Below are records to transcribe exactly, without their pictures.

━━━━━ Data shown ━━━━━

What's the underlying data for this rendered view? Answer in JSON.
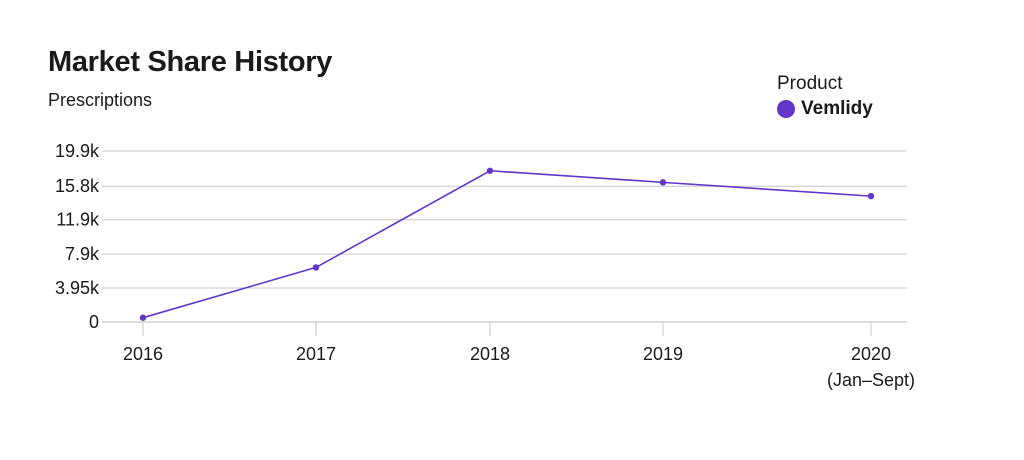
{
  "chart_data": {
    "type": "line",
    "title": "Market Share History",
    "subtitle": "Prescriptions",
    "legend": {
      "title": "Product",
      "placement": "top-right",
      "entries": [
        {
          "name": "Vemlidy",
          "color": "#6236c9"
        }
      ]
    },
    "categories": [
      "2016",
      "2017",
      "2018",
      "2019",
      "2020"
    ],
    "category_sublabels": [
      "",
      "",
      "",
      "",
      "(Jan–Sept)"
    ],
    "series": [
      {
        "name": "Vemlidy",
        "color": "#6236c9",
        "values": [
          500,
          6350,
          17600,
          16250,
          14650
        ]
      }
    ],
    "y_ticks": [
      0,
      3950,
      7900,
      11900,
      15800,
      19900
    ],
    "y_tick_labels": [
      "0",
      "3.95k",
      "7.9k",
      "11.9k",
      "15.8k",
      "19.9k"
    ],
    "ylim": [
      0,
      19900
    ],
    "xlabel": "",
    "ylabel": "",
    "grid": true
  }
}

━━━━━

Solution below >>
What's the underlying data for this rendered view? Answer in JSON.
{
  "chart_data": {
    "type": "line",
    "title": "Market Share History",
    "subtitle": "Prescriptions",
    "legend": {
      "title": "Product",
      "placement": "top-right",
      "entries": [
        {
          "name": "Vemlidy",
          "color": "#6236c9"
        }
      ]
    },
    "categories": [
      "2016",
      "2017",
      "2018",
      "2019",
      "2020"
    ],
    "category_sublabels": [
      "",
      "",
      "",
      "",
      "(Jan–Sept)"
    ],
    "series": [
      {
        "name": "Vemlidy",
        "color": "#6236c9",
        "values": [
          500,
          6350,
          17600,
          16250,
          14650
        ]
      }
    ],
    "y_ticks": [
      0,
      3950,
      7900,
      11900,
      15800,
      19900
    ],
    "y_tick_labels": [
      "0",
      "3.95k",
      "7.9k",
      "11.9k",
      "15.8k",
      "19.9k"
    ],
    "ylim": [
      0,
      19900
    ],
    "xlabel": "",
    "ylabel": "",
    "grid": true
  }
}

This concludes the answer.